## Stated exercise
Print every entry, word for word, and skip the images.

## Exercise material
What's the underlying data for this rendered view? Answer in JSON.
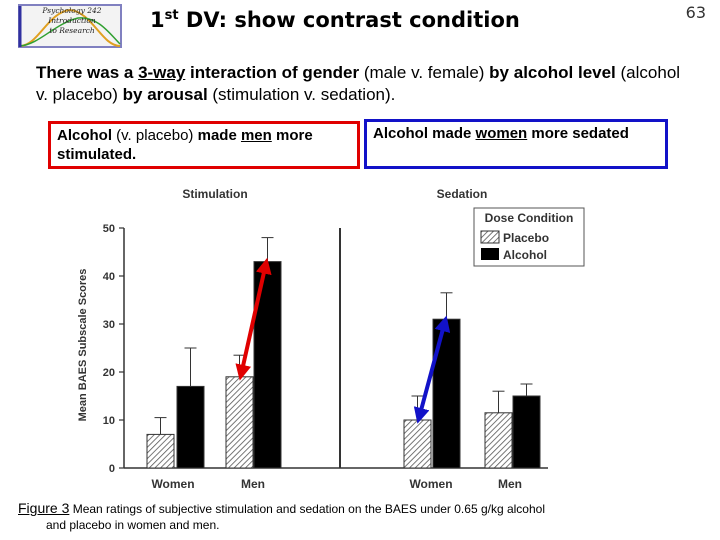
{
  "header": {
    "logo_lines": [
      "Psychology 242",
      "Introduction",
      "to Research"
    ],
    "title_prefix": "1",
    "title_sup": "st",
    "title_rest": " DV: show contrast condition",
    "slide_number": "63"
  },
  "intro": {
    "p1": "There was a ",
    "p2": "3-way",
    "p3": " interaction of gender ",
    "p4": "(male v. female)",
    "p5": " by alcohol level ",
    "p6": "(alcohol v. placebo)",
    "p7": " by arousal ",
    "p8": "(stimulation v. sedation).",
    "p9": ""
  },
  "callouts": {
    "red": {
      "a": "Alcohol ",
      "b": "(v. placebo)",
      "c": " made ",
      "d": "men",
      "e": " more stimulated."
    },
    "blue": {
      "a": "Alcohol made ",
      "b": "women",
      "c": " more sedated"
    },
    "colors": {
      "red": "#e00000",
      "blue": "#1212c8"
    }
  },
  "chart_data": {
    "type": "bar",
    "ylabel": "Mean BAES Subscale Scores",
    "ylim": [
      0,
      50
    ],
    "yticks": [
      0,
      10,
      20,
      30,
      40,
      50
    ],
    "legend": {
      "title": "Dose Condition",
      "position": "top-right",
      "entries": [
        "Placebo",
        "Alcohol"
      ]
    },
    "panels": [
      {
        "title": "Stimulation",
        "categories": [
          "Women",
          "Men"
        ],
        "series": [
          {
            "name": "Placebo",
            "values": [
              7,
              19
            ],
            "errors": [
              3.5,
              4.5
            ]
          },
          {
            "name": "Alcohol",
            "values": [
              17,
              43
            ],
            "errors": [
              8,
              5
            ]
          }
        ],
        "arrow": {
          "category": "Men",
          "from": 19,
          "to": 43,
          "color": "#e00000"
        }
      },
      {
        "title": "Sedation",
        "categories": [
          "Women",
          "Men"
        ],
        "series": [
          {
            "name": "Placebo",
            "values": [
              10,
              11.5
            ],
            "errors": [
              5,
              4.5
            ]
          },
          {
            "name": "Alcohol",
            "values": [
              31,
              15
            ],
            "errors": [
              5.5,
              2.5
            ]
          }
        ],
        "arrow": {
          "category": "Women",
          "from": 10,
          "to": 31,
          "color": "#1212c8"
        }
      }
    ]
  },
  "caption": {
    "figure_label": "Figure 3",
    "text": " Mean ratings of subjective stimulation and sedation on the BAES under 0.65 g/kg alcohol",
    "text2": "and placebo in women and men."
  }
}
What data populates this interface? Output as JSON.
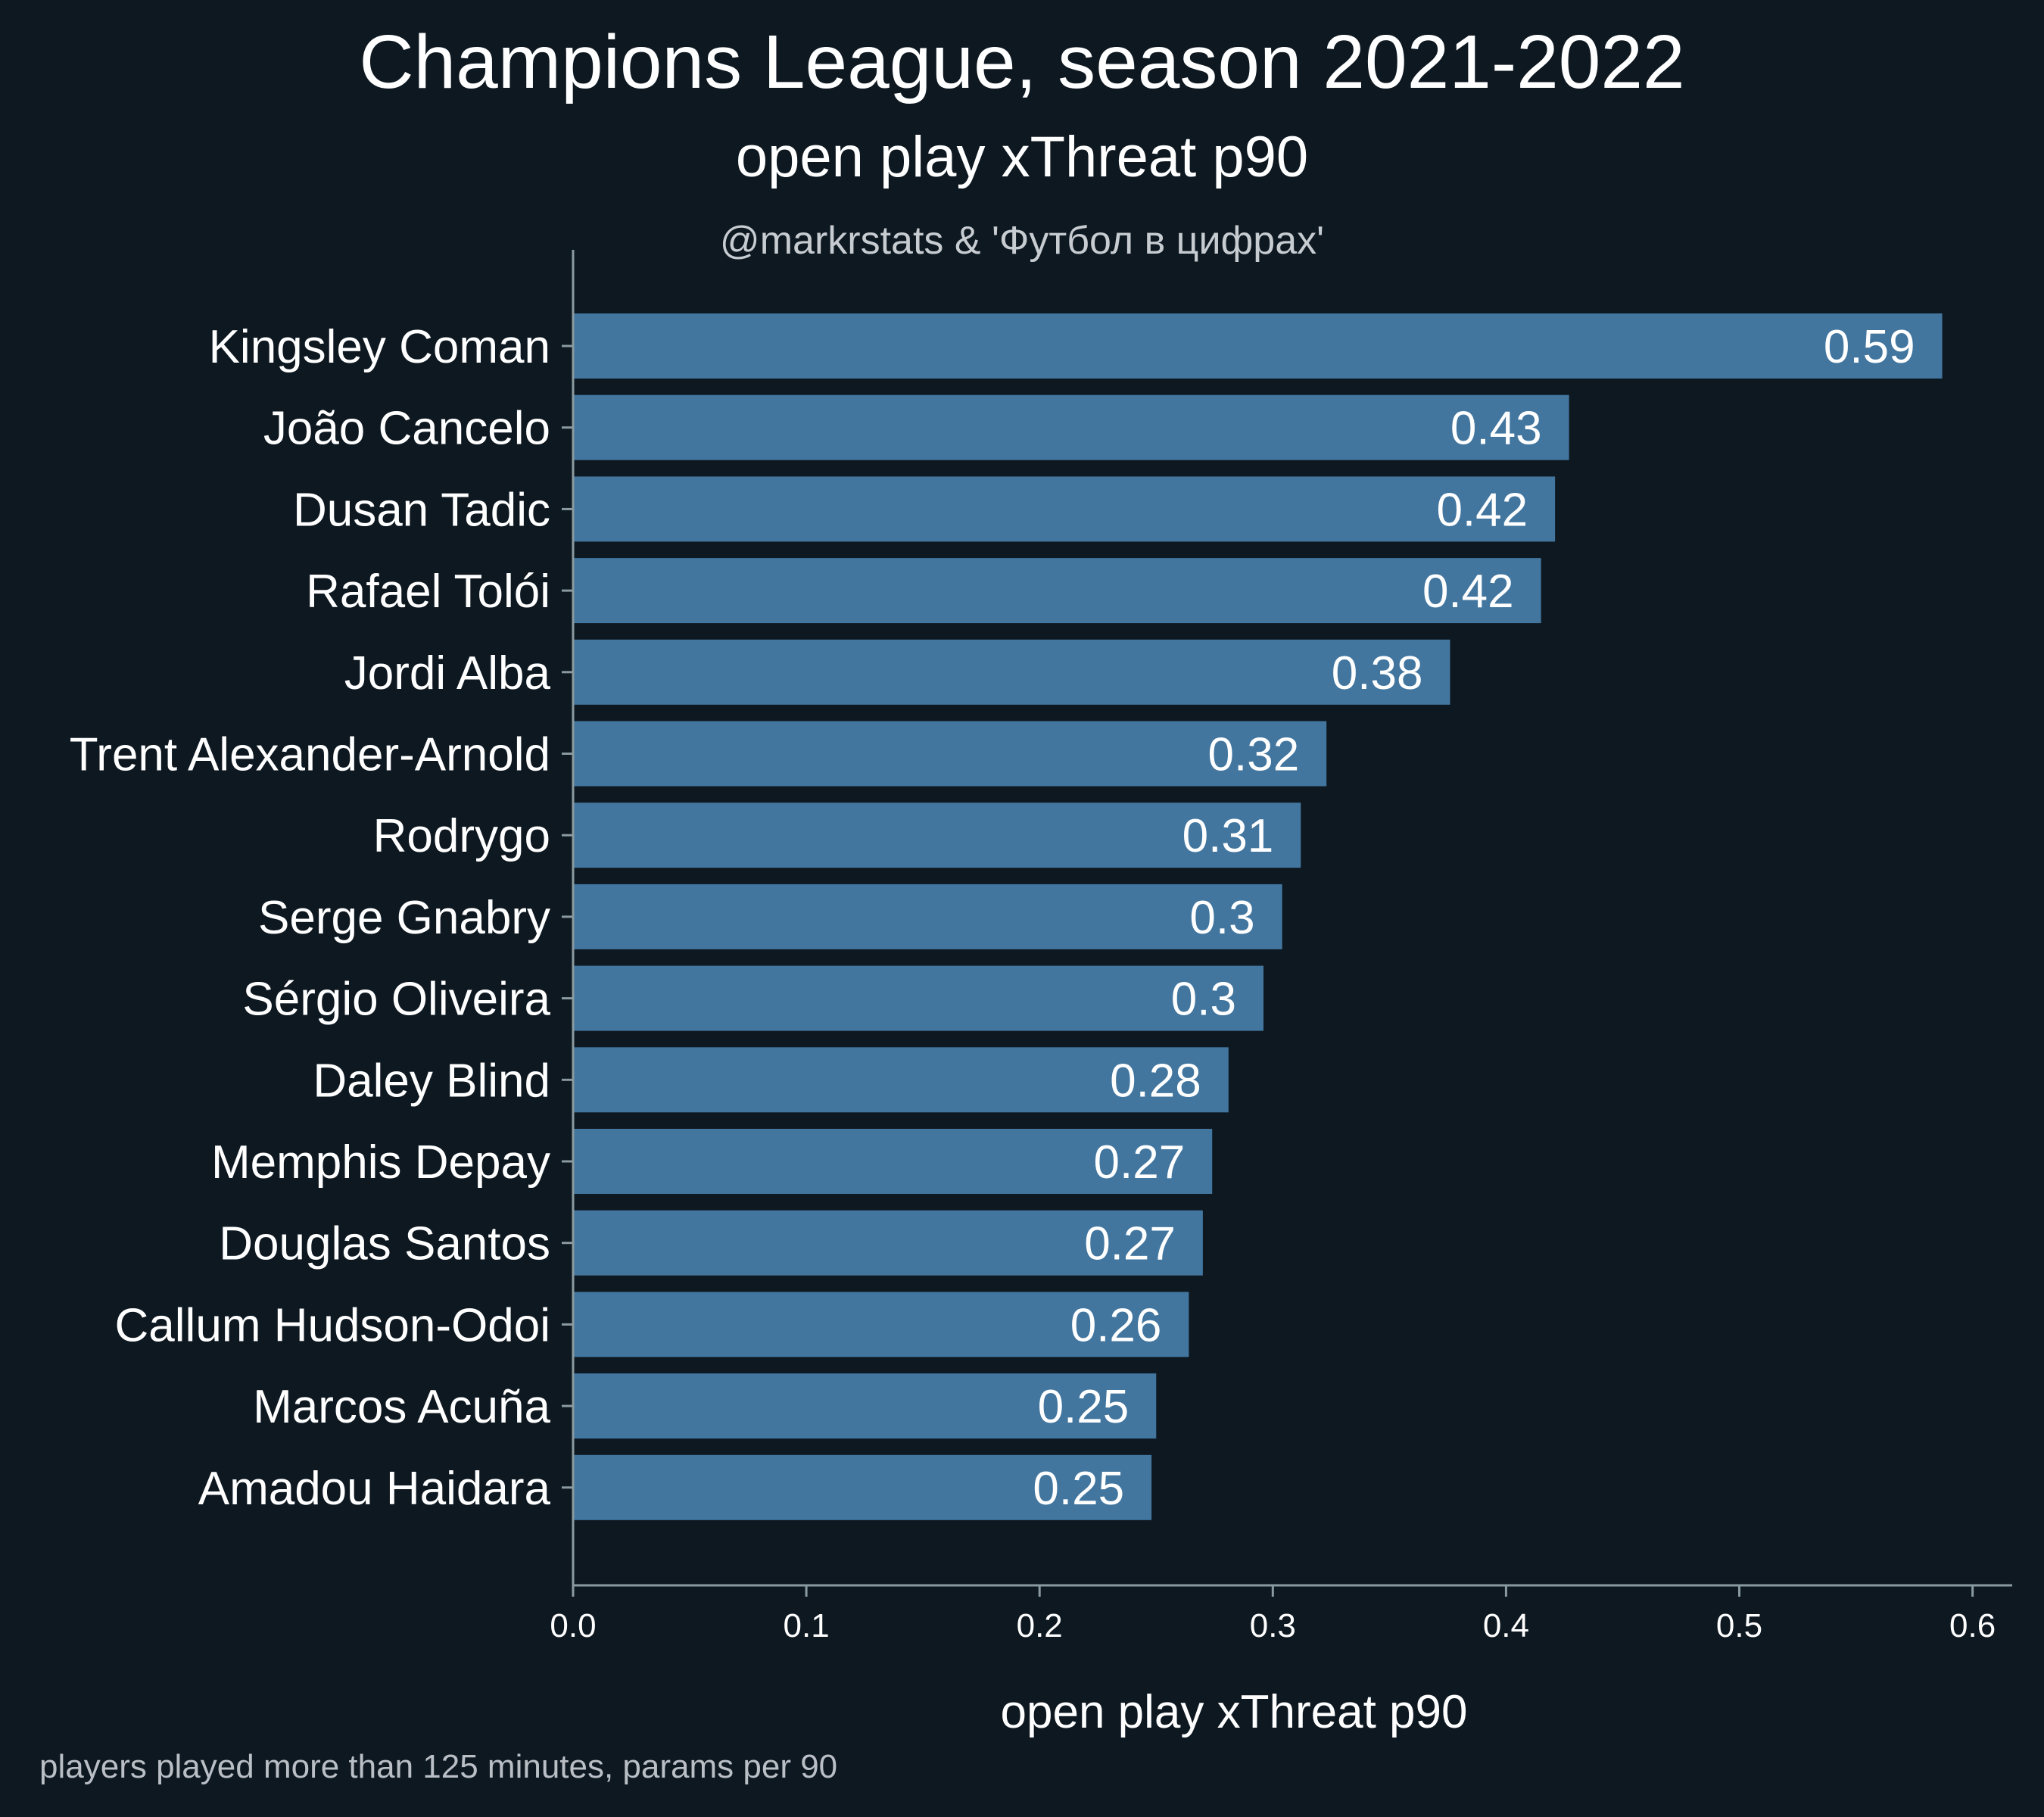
{
  "header": {
    "title": "Champions League, season 2021-2022",
    "subtitle": "open play xThreat p90",
    "credit": "@markrstats & 'Футбол в цифрах'"
  },
  "footnote": "players played more than 125 minutes, params per 90",
  "colors": {
    "background": "#0e1821",
    "bar": "#42769f",
    "axis": "#8a9ba0",
    "text": "#ffffff"
  },
  "chart_data": {
    "type": "bar",
    "orientation": "horizontal",
    "categories": [
      "Kingsley Coman",
      "João Cancelo",
      "Dusan Tadic",
      "Rafael Tolói",
      "Jordi Alba",
      "Trent Alexander-Arnold",
      "Rodrygo",
      "Serge Gnabry",
      "Sérgio Oliveira",
      "Daley Blind",
      "Memphis Depay",
      "Douglas Santos",
      "Callum Hudson-Odoi",
      "Marcos Acuña",
      "Amadou Haidara"
    ],
    "values": [
      0.587,
      0.427,
      0.421,
      0.415,
      0.376,
      0.323,
      0.312,
      0.304,
      0.296,
      0.281,
      0.274,
      0.27,
      0.264,
      0.25,
      0.248
    ],
    "data_labels": [
      "0.59",
      "0.43",
      "0.42",
      "0.42",
      "0.38",
      "0.32",
      "0.31",
      "0.3",
      "0.3",
      "0.28",
      "0.27",
      "0.27",
      "0.26",
      "0.25",
      "0.25"
    ],
    "xlabel": "open play xThreat p90",
    "ylabel": "",
    "xlim": [
      0,
      0.617
    ],
    "xticks": [
      0.0,
      0.1,
      0.2,
      0.3,
      0.4,
      0.5,
      0.6
    ],
    "xtick_labels": [
      "0.0",
      "0.1",
      "0.2",
      "0.3",
      "0.4",
      "0.5",
      "0.6"
    ],
    "grid": false,
    "legend": "none"
  }
}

## Answer below
What's the underlying data for this rendered view? Answer in JSON.
{
  "header": {
    "logo_lines": [
      "Psychology 242",
      "Introduction",
      "to Research"
    ],
    "title_prefix": "1",
    "title_sup": "st",
    "title_rest": " DV: show contrast condition",
    "slide_number": "63"
  },
  "intro": {
    "p1": "There was a ",
    "p2": "3-way",
    "p3": " interaction of gender ",
    "p4": "(male v. female)",
    "p5": " by alcohol level ",
    "p6": "(alcohol v. placebo)",
    "p7": " by arousal ",
    "p8": "(stimulation v. sedation).",
    "p9": ""
  },
  "callouts": {
    "red": {
      "a": "Alcohol ",
      "b": "(v. placebo)",
      "c": " made ",
      "d": "men",
      "e": " more stimulated."
    },
    "blue": {
      "a": "Alcohol made ",
      "b": "women",
      "c": " more sedated"
    },
    "colors": {
      "red": "#e00000",
      "blue": "#1212c8"
    }
  },
  "chart_data": {
    "type": "bar",
    "ylabel": "Mean BAES Subscale Scores",
    "ylim": [
      0,
      50
    ],
    "yticks": [
      0,
      10,
      20,
      30,
      40,
      50
    ],
    "legend": {
      "title": "Dose Condition",
      "position": "top-right",
      "entries": [
        "Placebo",
        "Alcohol"
      ]
    },
    "panels": [
      {
        "title": "Stimulation",
        "categories": [
          "Women",
          "Men"
        ],
        "series": [
          {
            "name": "Placebo",
            "values": [
              7,
              19
            ],
            "errors": [
              3.5,
              4.5
            ]
          },
          {
            "name": "Alcohol",
            "values": [
              17,
              43
            ],
            "errors": [
              8,
              5
            ]
          }
        ],
        "arrow": {
          "category": "Men",
          "from": 19,
          "to": 43,
          "color": "#e00000"
        }
      },
      {
        "title": "Sedation",
        "categories": [
          "Women",
          "Men"
        ],
        "series": [
          {
            "name": "Placebo",
            "values": [
              10,
              11.5
            ],
            "errors": [
              5,
              4.5
            ]
          },
          {
            "name": "Alcohol",
            "values": [
              31,
              15
            ],
            "errors": [
              5.5,
              2.5
            ]
          }
        ],
        "arrow": {
          "category": "Women",
          "from": 10,
          "to": 31,
          "color": "#1212c8"
        }
      }
    ]
  },
  "caption": {
    "figure_label": "Figure 3",
    "text": " Mean ratings of subjective stimulation and sedation on the BAES under 0.65 g/kg alcohol",
    "text2": "and placebo in women and men."
  }
}
What data populates this interface? Output as JSON.
{
  "header": {
    "title": "Champions League, season 2021-2022",
    "subtitle": "open play xThreat p90",
    "credit": "@markrstats & 'Футбол в цифрах'"
  },
  "footnote": "players played more than 125 minutes, params per 90",
  "colors": {
    "background": "#0e1821",
    "bar": "#42769f",
    "axis": "#8a9ba0",
    "text": "#ffffff"
  },
  "chart_data": {
    "type": "bar",
    "orientation": "horizontal",
    "categories": [
      "Kingsley Coman",
      "João Cancelo",
      "Dusan Tadic",
      "Rafael Tolói",
      "Jordi Alba",
      "Trent Alexander-Arnold",
      "Rodrygo",
      "Serge Gnabry",
      "Sérgio Oliveira",
      "Daley Blind",
      "Memphis Depay",
      "Douglas Santos",
      "Callum Hudson-Odoi",
      "Marcos Acuña",
      "Amadou Haidara"
    ],
    "values": [
      0.587,
      0.427,
      0.421,
      0.415,
      0.376,
      0.323,
      0.312,
      0.304,
      0.296,
      0.281,
      0.274,
      0.27,
      0.264,
      0.25,
      0.248
    ],
    "data_labels": [
      "0.59",
      "0.43",
      "0.42",
      "0.42",
      "0.38",
      "0.32",
      "0.31",
      "0.3",
      "0.3",
      "0.28",
      "0.27",
      "0.27",
      "0.26",
      "0.25",
      "0.25"
    ],
    "xlabel": "open play xThreat p90",
    "ylabel": "",
    "xlim": [
      0,
      0.617
    ],
    "xticks": [
      0.0,
      0.1,
      0.2,
      0.3,
      0.4,
      0.5,
      0.6
    ],
    "xtick_labels": [
      "0.0",
      "0.1",
      "0.2",
      "0.3",
      "0.4",
      "0.5",
      "0.6"
    ],
    "grid": false,
    "legend": "none"
  }
}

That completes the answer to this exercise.